--- start of Task material ---

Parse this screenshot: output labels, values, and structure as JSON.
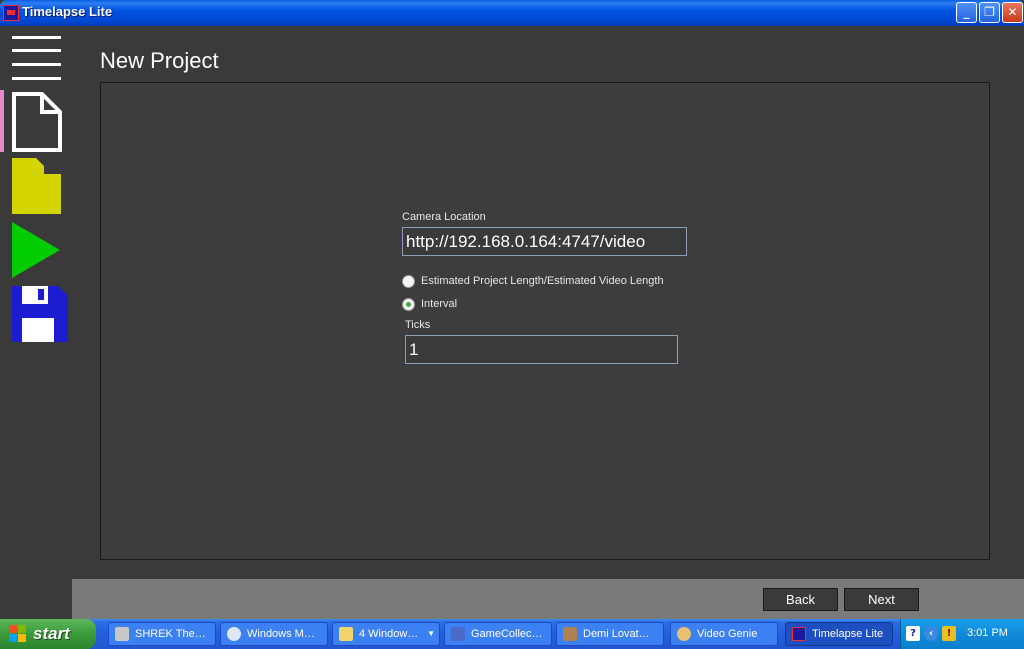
{
  "window": {
    "title": "Timelapse Lite",
    "controls": {
      "minimize": "_",
      "maximize": "❐",
      "close": "✕"
    }
  },
  "sidebar": {
    "items": [
      {
        "name": "menu",
        "icon": "hamburger-menu-icon"
      },
      {
        "name": "new",
        "icon": "new-document-icon",
        "active": true
      },
      {
        "name": "open",
        "icon": "folder-icon",
        "color": "#d4d400"
      },
      {
        "name": "play",
        "icon": "play-icon",
        "color": "#00cc00"
      },
      {
        "name": "save",
        "icon": "floppy-disk-icon",
        "color": "#1c1cd0"
      }
    ],
    "active_marker_color": "#e889c8"
  },
  "page": {
    "title": "New Project",
    "camera_label": "Camera Location",
    "camera_value": "http://192.168.0.164:4747/video",
    "radio_estimated": "Estimated Project Length/Estimated Video Length",
    "radio_interval": "Interval",
    "selected_mode": "Interval",
    "ticks_label": "Ticks",
    "ticks_value": "1"
  },
  "footer": {
    "back_label": "Back",
    "next_label": "Next"
  },
  "taskbar": {
    "start_label": "start",
    "tasks": [
      {
        "label": "SHREK The…",
        "icon": "app-icon"
      },
      {
        "label": "Windows M…",
        "icon": "media-player-icon"
      },
      {
        "label": "4 Window…",
        "icon": "folder-icon"
      },
      {
        "label": "GameCollec…",
        "icon": "gamepad-icon"
      },
      {
        "label": "Demi Lovat…",
        "icon": "app-icon"
      },
      {
        "label": "Video Genie",
        "icon": "paint-icon"
      },
      {
        "label": "Timelapse Lite",
        "icon": "timelapse-icon",
        "active": true
      }
    ],
    "clock": "3:01 PM"
  }
}
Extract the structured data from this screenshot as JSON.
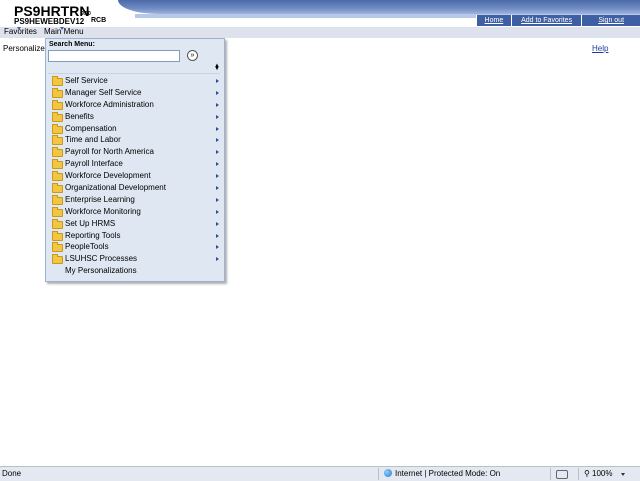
{
  "header": {
    "db_name": "PS9HRTRN",
    "db_version": "9.50",
    "server_name": "PS9HEWEBDEV12",
    "user_id": "RCB",
    "links": [
      "Home",
      "Add to Favorites",
      "Sign out"
    ]
  },
  "menubar": {
    "favorites": "Favorites",
    "main_menu": "Main Menu"
  },
  "page": {
    "personalize": "Personalize",
    "help": "Help"
  },
  "dropdown": {
    "search_label": "Search Menu:",
    "search_value": "",
    "go_symbol": "»",
    "items": [
      {
        "label": "Self Service",
        "folder": true,
        "submenu": true
      },
      {
        "label": "Manager Self Service",
        "folder": true,
        "submenu": true
      },
      {
        "label": "Workforce Administration",
        "folder": true,
        "submenu": true
      },
      {
        "label": "Benefits",
        "folder": true,
        "submenu": true
      },
      {
        "label": "Compensation",
        "folder": true,
        "submenu": true
      },
      {
        "label": "Time and Labor",
        "folder": true,
        "submenu": true
      },
      {
        "label": "Payroll for North America",
        "folder": true,
        "submenu": true
      },
      {
        "label": "Payroll Interface",
        "folder": true,
        "submenu": true
      },
      {
        "label": "Workforce Development",
        "folder": true,
        "submenu": true
      },
      {
        "label": "Organizational Development",
        "folder": true,
        "submenu": true
      },
      {
        "label": "Enterprise Learning",
        "folder": true,
        "submenu": true
      },
      {
        "label": "Workforce Monitoring",
        "folder": true,
        "submenu": true
      },
      {
        "label": "Set Up HRMS",
        "folder": true,
        "submenu": true
      },
      {
        "label": "Reporting Tools",
        "folder": true,
        "submenu": true
      },
      {
        "label": "PeopleTools",
        "folder": true,
        "submenu": true
      },
      {
        "label": "LSUHSC Processes",
        "folder": true,
        "submenu": true
      },
      {
        "label": "My Personalizations",
        "folder": false,
        "submenu": false
      }
    ]
  },
  "statusbar": {
    "status": "Done",
    "zone": "Internet | Protected Mode: On",
    "zoom": "100%"
  }
}
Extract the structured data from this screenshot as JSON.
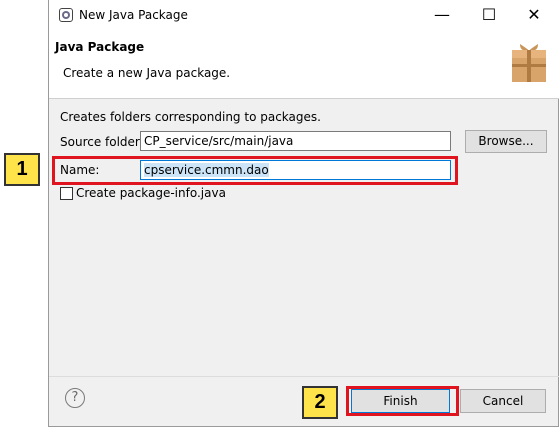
{
  "window": {
    "title": "New Java Package"
  },
  "banner": {
    "title": "Java Package",
    "subtitle": "Create a new Java package."
  },
  "form": {
    "description": "Creates folders corresponding to packages.",
    "source_folder_label": "Source folder:",
    "source_folder_value": "CP_service/src/main/java",
    "browse_label": "Browse...",
    "name_label": "Name:",
    "name_value": "cpservice.cmmn.dao",
    "create_info_label": "Create package-info.java",
    "create_info_checked": false
  },
  "footer": {
    "help_glyph": "?",
    "finish_label": "Finish",
    "cancel_label": "Cancel"
  },
  "callouts": [
    {
      "number": "1"
    },
    {
      "number": "2"
    }
  ],
  "colors": {
    "highlight": "#e0141e",
    "callout_fill": "#ffe34a"
  }
}
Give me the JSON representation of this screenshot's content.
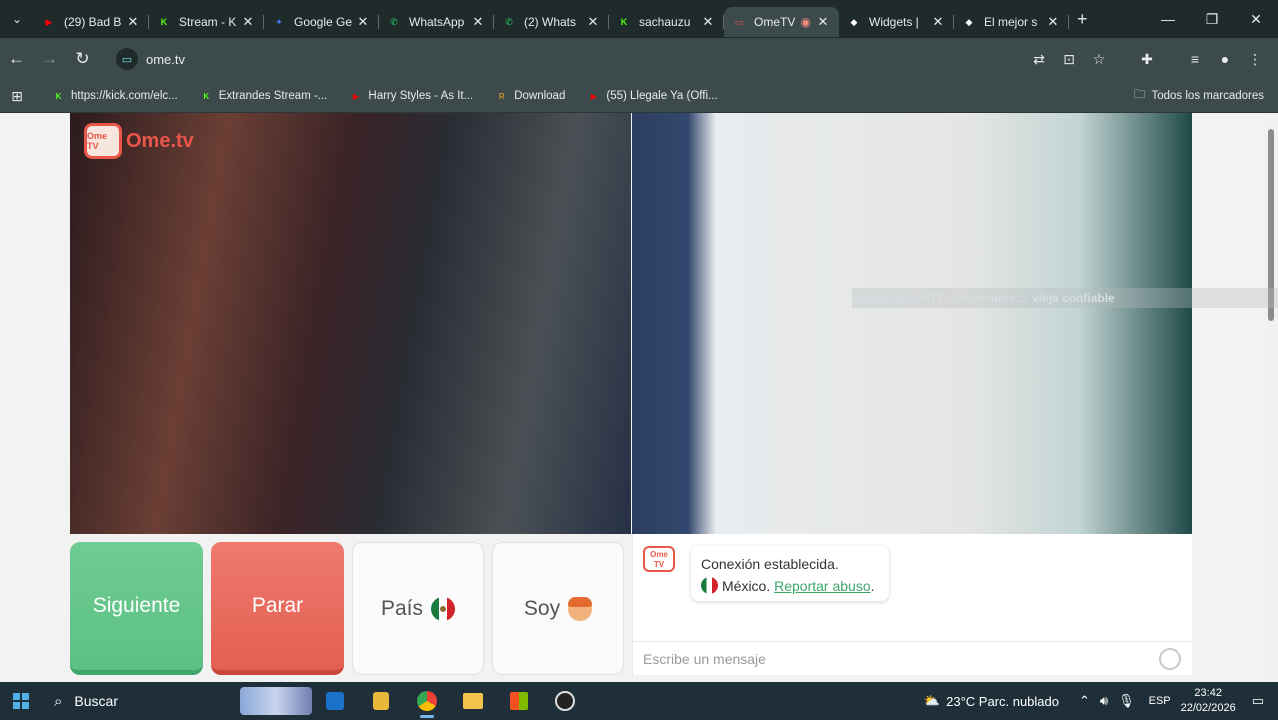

--- end of Task material ---

Using the entries above, return each line in which the word "screenshot" occurs.

Parse this screenshot: output labels, values, and structure as JSON.
Extract the structured data from this screenshot as JSON.
Extract the structured data from this screenshot as JSON.
Give me the JSON representation of this screenshot's content.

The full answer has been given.